### Exercise directions:
Extract the lines of the listing verbatim, starting with the line containing "browser-toolbar: search.cannabis.ca.gov/?searchQuery=king… —" and going on through the line containing "screenshot-results: CA .GOV".

### Entries supplied:
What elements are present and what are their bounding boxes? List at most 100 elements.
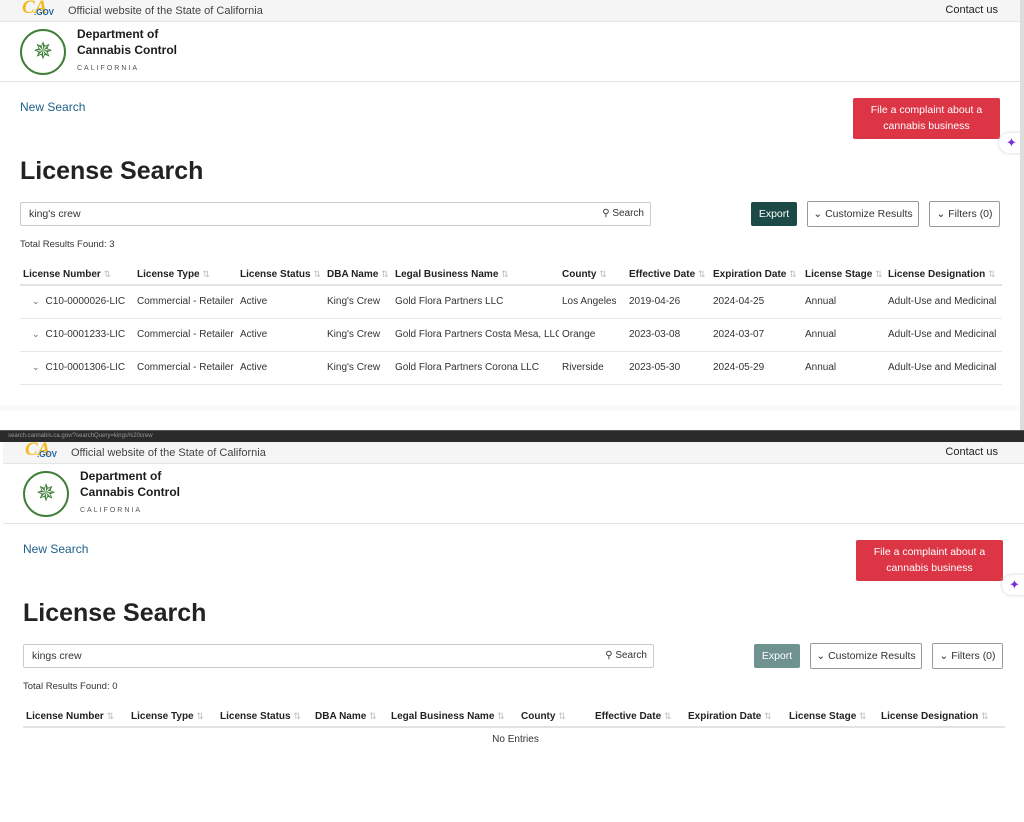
browser-toolbar: search.cannabis.ca.gov/?searchQuery=king… — [0, 430, 1024, 442]
sort-icon[interactable]: ⇅ — [875, 269, 883, 279]
column-header[interactable]: License Designation ⇅ — [878, 707, 1005, 728]
column-header[interactable]: County ⇅ — [559, 265, 626, 286]
sort-icon[interactable]: ⇅ — [764, 711, 772, 721]
sort-icon[interactable]: ⇅ — [988, 269, 996, 279]
table-cell: 2019-04-26 — [626, 285, 710, 319]
sparkle-icon[interactable]: ✦ — [1002, 575, 1024, 595]
sort-icon[interactable]: ⇅ — [381, 269, 389, 279]
column-header[interactable]: License Designation ⇅ — [885, 265, 1002, 286]
chevron-down-icon: ⌄ — [939, 650, 949, 662]
page-title: License Search — [20, 157, 204, 185]
column-header[interactable]: License Type ⇅ — [134, 265, 237, 286]
table-row[interactable]: ⌄ C10-0000026-LIC Commercial - Retailer Act… — [20, 285, 1002, 319]
contact-link[interactable]: Contact us — [945, 446, 998, 458]
table-cell: ⌄ C10-0001306-LIC — [20, 351, 134, 385]
results-table: License Number ⇅ License Type ⇅ License St… — [23, 707, 1005, 751]
column-header[interactable]: License Status ⇅ — [217, 707, 312, 728]
search-input[interactable]: king's crew ⚲ Search — [20, 202, 651, 226]
dept-name[interactable]: Department of Cannabis Control CALIFORNIA — [77, 26, 177, 77]
table-cell: ⌄ C10-0000026-LIC — [20, 285, 134, 319]
chevron-down-icon: ⌄ — [816, 650, 826, 662]
filters-button[interactable]: ⌄ Filters (0) — [932, 643, 1003, 669]
export-button[interactable]: Export — [751, 202, 797, 226]
table-cell: Active — [237, 318, 324, 352]
screenshot-results: CA .GOV Official website of the State of … — [0, 0, 1024, 430]
chevron-down-icon[interactable]: ⌄ — [32, 362, 40, 372]
column-header[interactable]: Effective Date ⇅ — [626, 265, 710, 286]
export-button[interactable]: Export — [754, 644, 800, 668]
chevron-down-icon: ⌄ — [936, 208, 946, 220]
complaint-button[interactable]: File a complaint about a cannabis busine… — [856, 540, 1003, 581]
table-cell: King's Crew — [324, 285, 392, 319]
chevron-down-icon[interactable]: ⌄ — [32, 296, 40, 306]
search-icon: ⚲ — [602, 208, 610, 219]
table-cell: Commercial - Retailer — [134, 351, 237, 385]
sort-icon[interactable]: ⇅ — [789, 269, 797, 279]
results-table: License Number ⇅ License Type ⇅ License St… — [20, 265, 1002, 385]
filters-button[interactable]: ⌄ Filters (0) — [929, 201, 1000, 227]
column-header[interactable]: License Status ⇅ — [237, 265, 324, 286]
dept-name[interactable]: Department of Cannabis Control CALIFORNIA — [80, 468, 180, 519]
column-header[interactable]: DBA Name ⇅ — [324, 265, 392, 286]
cannabis-leaf-icon[interactable]: ✵ — [23, 470, 69, 517]
sort-icon[interactable]: ⇅ — [196, 711, 204, 721]
search-input[interactable]: kings crew ⚲ Search — [23, 644, 654, 668]
sort-icon[interactable]: ⇅ — [497, 711, 505, 721]
site-header: ✵ Department of Cannabis Control CALIFORNI… — [3, 464, 1024, 524]
sort-icon[interactable]: ⇅ — [859, 711, 867, 721]
column-header[interactable]: License Stage ⇅ — [802, 265, 885, 286]
table-cell: 2023-05-30 — [626, 351, 710, 385]
new-search-link[interactable]: New Search — [23, 542, 88, 556]
sort-icon[interactable]: ⇅ — [664, 711, 672, 721]
ca-gov-logo[interactable]: CA .GOV — [22, 0, 62, 21]
sort-icon[interactable]: ⇅ — [981, 711, 989, 721]
search-button[interactable]: ⚲ Search — [602, 203, 644, 225]
complaint-button[interactable]: File a complaint about a cannabis busine… — [853, 98, 1000, 139]
state-bar: CA .GOV Official website of the State of … — [3, 439, 1024, 464]
column-header[interactable]: DBA Name ⇅ — [312, 707, 388, 728]
screenshot-no-results: CA .GOV Official website of the State of … — [3, 439, 1024, 822]
ca-gov-logo[interactable]: CA .GOV — [25, 439, 65, 463]
total-results: Total Results Found: 0 — [23, 681, 118, 692]
column-header[interactable]: Expiration Date ⇅ — [685, 707, 786, 728]
column-header[interactable]: License Number ⇅ — [20, 265, 134, 286]
sort-icon[interactable]: ⇅ — [558, 711, 566, 721]
scrollbar[interactable] — [1020, 0, 1024, 430]
state-bar: CA .GOV Official website of the State of … — [0, 0, 1024, 22]
page-title: License Search — [23, 599, 207, 627]
table-cell: Commercial - Retailer — [134, 318, 237, 352]
contact-link[interactable]: Contact us — [945, 4, 998, 16]
sort-icon[interactable]: ⇅ — [104, 269, 112, 279]
sort-icon[interactable]: ⇅ — [369, 711, 377, 721]
sort-icon[interactable]: ⇅ — [293, 711, 301, 721]
partial-state-bar — [0, 405, 1020, 411]
column-header[interactable]: Legal Business Name ⇅ — [392, 265, 559, 286]
chevron-down-icon[interactable]: ⌄ — [32, 329, 40, 339]
column-header[interactable]: License Stage ⇅ — [786, 707, 878, 728]
sort-icon[interactable]: ⇅ — [501, 269, 509, 279]
customize-results-button[interactable]: ⌄ Customize Results — [810, 643, 922, 669]
table-row[interactable]: ⌄ C10-0001306-LIC Commercial - Retailer Act… — [20, 351, 1002, 385]
sort-icon[interactable]: ⇅ — [107, 711, 115, 721]
column-header[interactable]: License Type ⇅ — [128, 707, 217, 728]
table-cell: King's Crew — [324, 318, 392, 352]
column-header[interactable]: Expiration Date ⇅ — [710, 265, 802, 286]
cannabis-leaf-icon[interactable]: ✵ — [20, 28, 66, 75]
table-cell: Commercial - Retailer — [134, 285, 237, 319]
sort-icon[interactable]: ⇅ — [202, 269, 210, 279]
search-button[interactable]: ⚲ Search — [605, 645, 647, 667]
sort-icon[interactable]: ⇅ — [698, 269, 706, 279]
table-cell: Annual — [802, 318, 885, 352]
table-cell: 2024-03-07 — [710, 318, 802, 352]
table-row[interactable]: ⌄ C10-0001233-LIC Commercial - Retailer Act… — [20, 318, 1002, 352]
column-header[interactable]: Effective Date ⇅ — [592, 707, 685, 728]
column-header[interactable]: Legal Business Name ⇅ — [388, 707, 518, 728]
column-header[interactable]: License Number ⇅ — [23, 707, 128, 728]
customize-results-button[interactable]: ⌄ Customize Results — [807, 201, 919, 227]
new-search-link[interactable]: New Search — [20, 100, 85, 114]
column-header[interactable]: County ⇅ — [518, 707, 592, 728]
table-cell: 2024-05-29 — [710, 351, 802, 385]
sort-icon[interactable]: ⇅ — [313, 269, 321, 279]
sort-icon[interactable]: ⇅ — [599, 269, 607, 279]
table-cell: Los Angeles — [559, 285, 626, 319]
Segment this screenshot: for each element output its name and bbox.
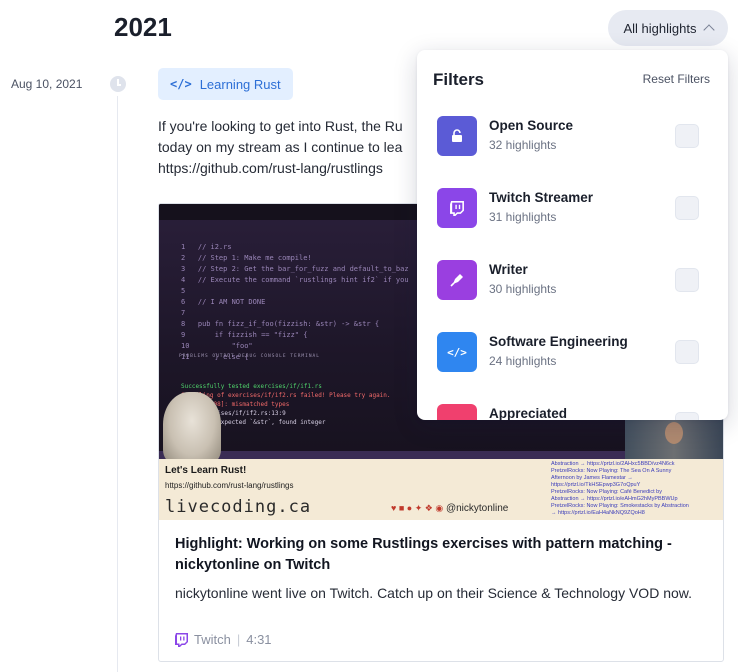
code-icon: </> bbox=[437, 332, 477, 372]
code-line: 5 bbox=[181, 287, 186, 295]
filter-name: Open Source bbox=[489, 118, 574, 133]
filter-count: 32 highlights bbox=[489, 138, 557, 152]
filter-count: 24 highlights bbox=[489, 354, 557, 368]
filters-popover: Filters Reset Filters Open Source 32 hig… bbox=[417, 50, 728, 420]
terminal-line: Successfully tested exercises/if/if1.rs bbox=[181, 383, 322, 390]
code-line: 8 pub fn fizz_if_foo(fizzish: &str) -> &… bbox=[181, 320, 380, 328]
card-title[interactable]: Highlight: Working on some Rustlings exe… bbox=[175, 534, 709, 576]
banner-brand: livecoding.ca bbox=[165, 497, 312, 517]
filter-name: Writer bbox=[489, 262, 528, 277]
llama-image bbox=[163, 392, 221, 464]
code-line: 9 if fizzish == "fizz" { bbox=[181, 331, 308, 339]
filter-name: Appreciated bbox=[489, 406, 568, 420]
filter-count: 31 highlights bbox=[489, 210, 557, 224]
all-highlights-label: All highlights bbox=[623, 20, 697, 36]
source-label: Twitch bbox=[194, 632, 231, 647]
pen-icon bbox=[437, 260, 477, 300]
filter-checkbox[interactable] bbox=[675, 124, 699, 148]
code-line: 3 // Step 2: Get the bar_for_fuzz and de… bbox=[181, 265, 409, 273]
meta-separator: | bbox=[236, 632, 241, 647]
twitch-icon bbox=[437, 188, 477, 228]
card-description: nickytonline went live on Twitch. Catch … bbox=[175, 585, 692, 601]
code-icon: </> bbox=[170, 77, 192, 91]
reset-filters-button[interactable]: Reset Filters bbox=[643, 72, 710, 86]
filters-title: Filters bbox=[433, 70, 485, 89]
banner-handle-text: @nickytonline bbox=[445, 503, 509, 514]
code-line: 1 // i2.rs bbox=[181, 243, 232, 251]
chevron-up-icon bbox=[702, 24, 715, 36]
rustlings-link[interactable]: https://github.com/rust-lang/rustlings bbox=[158, 160, 383, 176]
learning-rust-tag[interactable]: </> Learning Rust bbox=[158, 68, 293, 100]
tag-label: Learning Rust bbox=[199, 76, 281, 92]
filter-count: 30 highlights bbox=[489, 282, 557, 296]
code-line: 2 // Step 1: Make me compile! bbox=[181, 254, 312, 262]
year-title: 2021 bbox=[114, 12, 172, 42]
code-line: 7 bbox=[181, 309, 186, 317]
terminal-line: Compiling of exercises/if/if2.rs failed!… bbox=[181, 392, 391, 399]
filter-name: Twitch Streamer bbox=[489, 190, 594, 205]
heart-icon: ♥ bbox=[437, 404, 477, 420]
code-line: 10 "foo" bbox=[181, 342, 253, 350]
banner-url: https://github.com/rust-lang/rustlings bbox=[165, 481, 294, 490]
filter-checkbox[interactable] bbox=[675, 412, 699, 420]
filter-item-appreciated[interactable]: ♥ Appreciated bbox=[437, 400, 707, 420]
filter-item-software-engineering[interactable]: </> Software Engineering 24 highlights bbox=[437, 328, 707, 378]
banner-handle: ♥ ■ ● ✦ ❖ ◉ @nickytonline bbox=[391, 503, 508, 514]
entry-text-line: today on my stream as I continue to lea bbox=[158, 139, 403, 155]
social-icons: ♥ ■ ● ✦ ❖ ◉ bbox=[391, 503, 444, 513]
entry-text-line: If you're looking to get into Rust, the … bbox=[158, 118, 403, 134]
stream-banner: Let's Learn Rust! https://github.com/rus… bbox=[159, 459, 723, 520]
entry-text: If you're looking to get into Rust, the … bbox=[158, 116, 428, 179]
banner-title: Let's Learn Rust! bbox=[165, 465, 247, 476]
code-line: 6 // I AM NOT DONE bbox=[181, 298, 266, 306]
all-highlights-dropdown[interactable]: All highlights bbox=[608, 10, 728, 46]
chat-feed: Abstraction → https://prtzl.io/2AHxc5BBD… bbox=[551, 461, 689, 516]
card-meta: Twitch | 4:31 bbox=[175, 632, 272, 647]
lock-open-icon bbox=[437, 116, 477, 156]
entry-date: Aug 10, 2021 bbox=[11, 77, 83, 91]
filter-item-twitch-streamer[interactable]: Twitch Streamer 31 highlights bbox=[437, 184, 707, 234]
filter-name: Software Engineering bbox=[489, 334, 628, 349]
code-line: 4 // Execute the command `rustlings hint… bbox=[181, 276, 409, 284]
timeline-line bbox=[117, 96, 118, 672]
terminal-tabs: PROBLEMS OUTPUT DEBUG CONSOLE TERMINAL bbox=[179, 354, 320, 359]
code-lines: 1 // i2.rs 2 // Step 1: Make me compile! 3… bbox=[181, 242, 409, 363]
duration-label: 4:31 bbox=[246, 632, 272, 647]
filter-item-writer[interactable]: Writer 30 highlights bbox=[437, 256, 707, 306]
filter-checkbox[interactable] bbox=[675, 268, 699, 292]
webcam-image bbox=[625, 418, 723, 460]
clock-icon bbox=[110, 76, 126, 92]
filter-item-open-source[interactable]: Open Source 32 highlights bbox=[437, 112, 707, 162]
filter-checkbox[interactable] bbox=[675, 340, 699, 364]
twitch-icon bbox=[175, 632, 188, 647]
filter-checkbox[interactable] bbox=[675, 196, 699, 220]
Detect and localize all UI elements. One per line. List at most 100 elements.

### Full solution:
browser-toolbar: search.cannabis.ca.gov/?searchQuery=king… — [0, 430, 1024, 442]
sort-icon[interactable]: ⇅ — [875, 269, 883, 279]
column-header[interactable]: License Designation ⇅ — [878, 707, 1005, 728]
column-header[interactable]: County ⇅ — [559, 265, 626, 286]
sort-icon[interactable]: ⇅ — [764, 711, 772, 721]
sort-icon[interactable]: ⇅ — [988, 269, 996, 279]
table-cell: 2019-04-26 — [626, 285, 710, 319]
sparkle-icon[interactable]: ✦ — [1002, 575, 1024, 595]
sort-icon[interactable]: ⇅ — [381, 269, 389, 279]
column-header[interactable]: License Designation ⇅ — [885, 265, 1002, 286]
chevron-down-icon: ⌄ — [939, 650, 949, 662]
page-title: License Search — [20, 157, 204, 185]
column-header[interactable]: License Type ⇅ — [134, 265, 237, 286]
table-row[interactable]: ⌄ C10-0000026-LIC Commercial - Retailer Act… — [20, 285, 1002, 319]
contact-link[interactable]: Contact us — [945, 446, 998, 458]
table-cell: ⌄ C10-0001306-LIC — [20, 351, 134, 385]
results-table: License Number ⇅ License Type ⇅ License St… — [23, 707, 1005, 751]
column-header[interactable]: License Status ⇅ — [217, 707, 312, 728]
search-input[interactable]: king's crew ⚲ Search — [20, 202, 651, 226]
dept-name[interactable]: Department of Cannabis Control CALIFORNIA — [77, 26, 177, 77]
table-cell: ⌄ C10-0000026-LIC — [20, 285, 134, 319]
chevron-down-icon: ⌄ — [816, 650, 826, 662]
filters-button[interactable]: ⌄ Filters (0) — [932, 643, 1003, 669]
export-button[interactable]: Export — [751, 202, 797, 226]
table-cell: Active — [237, 318, 324, 352]
screenshot-results: CA .GOV Official website of the State of … — [0, 0, 1024, 430]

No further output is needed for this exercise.